------ Information given ------

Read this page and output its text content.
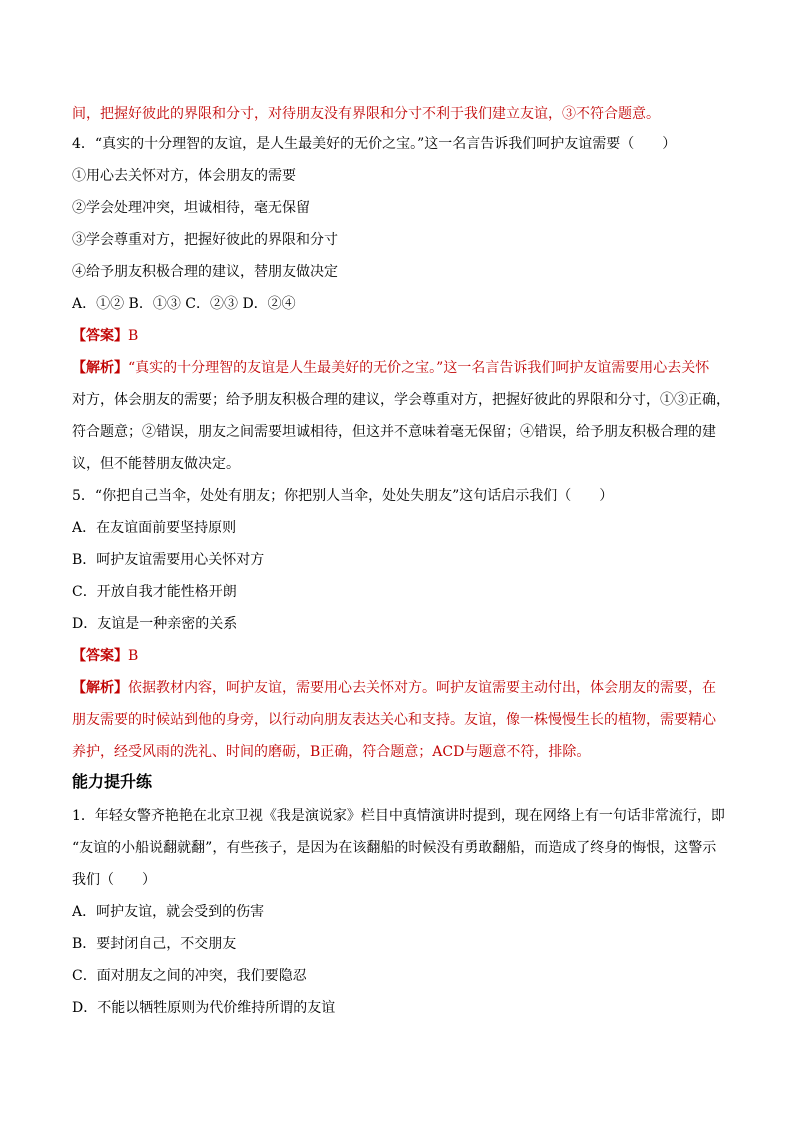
间，把握好彼此的界限和分寸，对待朋友没有界限和分寸不利于我们建立友谊，③不符合题意。
4．“真实的十分理智的友谊，是人生最美好的无价之宝。”这一名言告诉我们呵护友谊需要（　　）
①用心去关怀对方，体会朋友的需要
②学会处理冲突，坦诚相待，毫无保留
③学会尊重对方，把握好彼此的界限和分寸
④给予朋友积极合理的建议，替朋友做决定
A．①② B．①③ C．②③ D．②④
【答案】B
【解析】“真实的十分理智的友谊是人生最美好的无价之宝。”这一名言告诉我们呵护友谊需要用心去关怀
对方，体会朋友的需要；给予朋友积极合理的建议，学会尊重对方，把握好彼此的界限和分寸，①③正确，
符合题意；②错误，朋友之间需要坦诚相待，但这并不意味着毫无保留；④错误，给予朋友积极合理的建
议，但不能替朋友做决定。
5．“你把自己当伞，处处有朋友；你把别人当伞，处处失朋友”这句话启示我们（　　）
A．在友谊面前要坚持原则
B．呵护友谊需要用心关怀对方
C．开放自我才能性格开朗
D．友谊是一种亲密的关系
【答案】B
【解析】依据教材内容，呵护友谊，需要用心去关怀对方。呵护友谊需要主动付出，体会朋友的需要，在
朋友需要的时候站到他的身旁，以行动向朋友表达关心和支持。友谊，像一株慢慢生长的植物，需要精心
养护，经受风雨的洗礼、时间的磨砺，B正确，符合题意；ACD与题意不符，排除。
能力提升练
1．年轻女警齐艳艳在北京卫视《我是演说家》栏目中真情演讲时提到，现在网络上有一句话非常流行，即
“友谊的小船说翻就翻”，有些孩子，是因为在该翻船的时候没有勇敢翻船，而造成了终身的悔恨，这警示
我们（　　）
A．呵护友谊，就会受到的伤害
B．要封闭自己，不交朋友
C．面对朋友之间的冲突，我们要隐忍
D．不能以牺牲原则为代价维持所谓的友谊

------

◆ **Set task**
Look through the material and copy each line that has "体会朋友的需要".

◆ **Correct output**
①用心去关怀对方，体会朋友的需要
对方，体会朋友的需要；给予朋友积极合理的建议，学会尊重对方，把握好彼此的界限和分寸，①③正确，
【解析】依据教材内容，呵护友谊，需要用心去关怀对方。呵护友谊需要主动付出，体会朋友的需要，在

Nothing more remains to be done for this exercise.